● **Objective a**
Answer these questions using the text about discrimination against women:
(i) What examples of search phrases does the writer say were typed into Google?
(ii) Which regions do all of the studies refer to?
(iii) What is the title of Part II?
** start of Given text **
What is this?
Lately, I found myself increasingly often debating discrimination against women – an issue many people believe not to exist. I’ve have often heard and read claims such as that the Gender Pay Gap would be a statistical phenomenon, that feminism in todays egalitarian world would no longer be necessary and women are long since emancipated, and of course that any evidence to existing discrimination would be hear-say and individual experiences and there would be no good statistical evidence support this (who ever said this very certainly didn’t bother checking). Not to forget of the mantra that in our society, everyone could become everything if he or she only tried, a very important notion I will get to in the “evaluation” posts I will write about this very post:
Part I: Where Are Men in This Story?
Part II: The Myth of the “You Can Be Anything”-Society
Part III: But Why Cannot We Expect Women to Just Help Themeselves?
Ultimately, this piece here is me gathering tons of arguments and research evidence for later use. But I thought, why not make it accessible to anyone else? And that’s what I do.
As to my method: I didn’t actively search for studies that prove how women are being treated unfairly. Rather, I googled for studies on women in general, such as “study women pay gap” or “study women in media” or so. If any credible research providing evidence that being female brings you any bonusses would have popped up, I would have included it. I didn’t come across any, but I don’t doubt that there are situations in which women actually are on the „winning“ side of discrimination, given that it is a case in which the goal to achieve goes along with the gender stereotypes (an example could be becoming a kindergarten teacher or a nurse). You could claim that my method is flawed because google turns up the most read and shared stuff and obviously doesn’t give out the studies with the most impact. However, antifeminists have likely as much a fanbase clicking “their” articles as feminists do, maybe bigger, and either way, all of these studies are peer-reviewed.
Also, due to where research is happening and also my language barriers, all of the studies refer only to the “Western world”, aka the EU, Northern America and Australia.
** end of Given text **
** start of Records shown **
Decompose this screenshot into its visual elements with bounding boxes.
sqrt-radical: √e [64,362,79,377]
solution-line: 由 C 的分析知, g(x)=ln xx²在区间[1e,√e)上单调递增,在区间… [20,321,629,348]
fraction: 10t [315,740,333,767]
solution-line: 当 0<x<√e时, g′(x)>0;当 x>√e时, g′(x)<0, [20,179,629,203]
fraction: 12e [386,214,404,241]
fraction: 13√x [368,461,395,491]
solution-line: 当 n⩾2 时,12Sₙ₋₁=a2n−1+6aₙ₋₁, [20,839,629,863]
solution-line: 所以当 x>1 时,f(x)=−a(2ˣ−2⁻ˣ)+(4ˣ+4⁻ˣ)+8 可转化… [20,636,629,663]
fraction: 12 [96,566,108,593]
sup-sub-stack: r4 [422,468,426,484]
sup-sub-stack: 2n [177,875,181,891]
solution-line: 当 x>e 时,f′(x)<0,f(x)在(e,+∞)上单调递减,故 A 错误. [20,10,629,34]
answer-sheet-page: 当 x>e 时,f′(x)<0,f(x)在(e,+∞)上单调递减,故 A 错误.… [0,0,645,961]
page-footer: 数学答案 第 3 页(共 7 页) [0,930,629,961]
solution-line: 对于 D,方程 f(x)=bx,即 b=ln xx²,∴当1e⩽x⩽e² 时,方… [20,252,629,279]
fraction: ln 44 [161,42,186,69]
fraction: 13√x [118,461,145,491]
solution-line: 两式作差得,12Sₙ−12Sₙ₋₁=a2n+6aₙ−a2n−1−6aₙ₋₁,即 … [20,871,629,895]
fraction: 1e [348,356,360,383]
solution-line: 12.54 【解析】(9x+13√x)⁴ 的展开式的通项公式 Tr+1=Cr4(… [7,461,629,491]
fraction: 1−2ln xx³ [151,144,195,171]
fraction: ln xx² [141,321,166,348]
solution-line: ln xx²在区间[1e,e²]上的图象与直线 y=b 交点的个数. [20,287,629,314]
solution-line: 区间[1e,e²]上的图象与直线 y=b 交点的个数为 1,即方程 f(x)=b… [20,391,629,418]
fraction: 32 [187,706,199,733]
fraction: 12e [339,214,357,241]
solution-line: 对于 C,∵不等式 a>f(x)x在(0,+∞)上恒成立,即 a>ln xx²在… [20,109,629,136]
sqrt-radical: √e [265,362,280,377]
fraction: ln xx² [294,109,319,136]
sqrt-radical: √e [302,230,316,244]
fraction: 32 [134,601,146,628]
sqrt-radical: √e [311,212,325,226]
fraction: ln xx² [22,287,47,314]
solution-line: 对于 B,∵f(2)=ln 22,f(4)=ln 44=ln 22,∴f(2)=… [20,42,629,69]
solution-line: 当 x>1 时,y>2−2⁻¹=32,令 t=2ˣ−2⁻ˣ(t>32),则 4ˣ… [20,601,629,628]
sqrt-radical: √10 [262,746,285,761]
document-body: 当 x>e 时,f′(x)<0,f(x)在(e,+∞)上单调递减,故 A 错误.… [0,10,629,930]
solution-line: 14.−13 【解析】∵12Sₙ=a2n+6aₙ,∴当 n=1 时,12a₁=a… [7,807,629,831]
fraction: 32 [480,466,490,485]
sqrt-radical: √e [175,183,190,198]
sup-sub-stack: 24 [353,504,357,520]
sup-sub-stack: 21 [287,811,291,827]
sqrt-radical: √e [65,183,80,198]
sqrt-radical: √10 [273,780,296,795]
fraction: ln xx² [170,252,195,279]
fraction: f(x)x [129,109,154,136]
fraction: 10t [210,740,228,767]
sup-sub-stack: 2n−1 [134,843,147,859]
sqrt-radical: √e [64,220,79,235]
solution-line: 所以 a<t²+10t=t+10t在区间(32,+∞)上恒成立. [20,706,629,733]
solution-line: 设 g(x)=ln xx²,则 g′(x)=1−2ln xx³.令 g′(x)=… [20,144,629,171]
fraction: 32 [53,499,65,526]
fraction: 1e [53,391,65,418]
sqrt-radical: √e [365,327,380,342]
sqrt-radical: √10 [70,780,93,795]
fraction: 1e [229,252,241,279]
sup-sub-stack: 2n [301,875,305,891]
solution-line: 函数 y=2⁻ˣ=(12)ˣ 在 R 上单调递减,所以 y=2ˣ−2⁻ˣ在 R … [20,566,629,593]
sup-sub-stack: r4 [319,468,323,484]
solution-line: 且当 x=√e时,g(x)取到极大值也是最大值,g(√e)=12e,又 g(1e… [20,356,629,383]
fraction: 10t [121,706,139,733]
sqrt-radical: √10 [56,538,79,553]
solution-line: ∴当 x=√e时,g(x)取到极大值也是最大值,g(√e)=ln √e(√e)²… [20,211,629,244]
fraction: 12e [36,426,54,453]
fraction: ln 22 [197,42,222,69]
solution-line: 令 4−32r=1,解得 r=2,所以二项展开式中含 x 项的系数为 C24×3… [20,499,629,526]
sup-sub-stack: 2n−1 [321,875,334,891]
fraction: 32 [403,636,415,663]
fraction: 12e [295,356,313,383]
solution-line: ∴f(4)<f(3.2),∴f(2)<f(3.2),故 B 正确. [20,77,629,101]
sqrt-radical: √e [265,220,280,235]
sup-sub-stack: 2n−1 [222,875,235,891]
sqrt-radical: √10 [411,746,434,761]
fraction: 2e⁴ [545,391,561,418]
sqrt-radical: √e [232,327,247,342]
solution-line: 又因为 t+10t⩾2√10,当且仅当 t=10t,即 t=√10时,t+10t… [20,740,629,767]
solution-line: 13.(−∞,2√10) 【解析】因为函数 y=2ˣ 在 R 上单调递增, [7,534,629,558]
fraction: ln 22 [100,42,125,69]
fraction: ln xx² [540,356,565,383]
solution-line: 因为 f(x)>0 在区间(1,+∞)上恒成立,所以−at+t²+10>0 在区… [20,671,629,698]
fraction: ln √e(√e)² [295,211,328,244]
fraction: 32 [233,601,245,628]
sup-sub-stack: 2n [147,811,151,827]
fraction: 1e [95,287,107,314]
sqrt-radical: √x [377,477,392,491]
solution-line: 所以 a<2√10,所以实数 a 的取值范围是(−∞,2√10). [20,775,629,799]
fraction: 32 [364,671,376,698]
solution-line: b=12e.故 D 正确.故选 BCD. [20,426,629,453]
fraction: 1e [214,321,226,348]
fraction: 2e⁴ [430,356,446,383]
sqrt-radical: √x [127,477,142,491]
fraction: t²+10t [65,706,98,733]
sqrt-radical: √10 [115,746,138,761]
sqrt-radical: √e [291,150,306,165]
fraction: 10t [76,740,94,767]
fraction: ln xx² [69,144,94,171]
** end of Records shown **
● **Objective b**
Output the entries from their start through the line that contains "solution-line: 当 0<x<√e时, g′(x)>0;当", reproducing each line unchanged.

● **Expected output a**
(i) "study women pay gap" and "study women in media"
(ii) The EU, Northern America and Australia
(iii) The Myth of the "You Can Be Anything"-Society

● **Expected output b**
Decompose this screenshot into its visual elements with bounding boxes.
sqrt-radical: √e [64,362,79,377]
solution-line: 由 C 的分析知, g(x)=ln xx²在区间[1e,√e)上单调递增,在区间… [20,321,629,348]
fraction: 10t [315,740,333,767]
solution-line: 当 0<x<√e时, g′(x)>0;当 x>√e时, g′(x)<0, [20,179,629,203]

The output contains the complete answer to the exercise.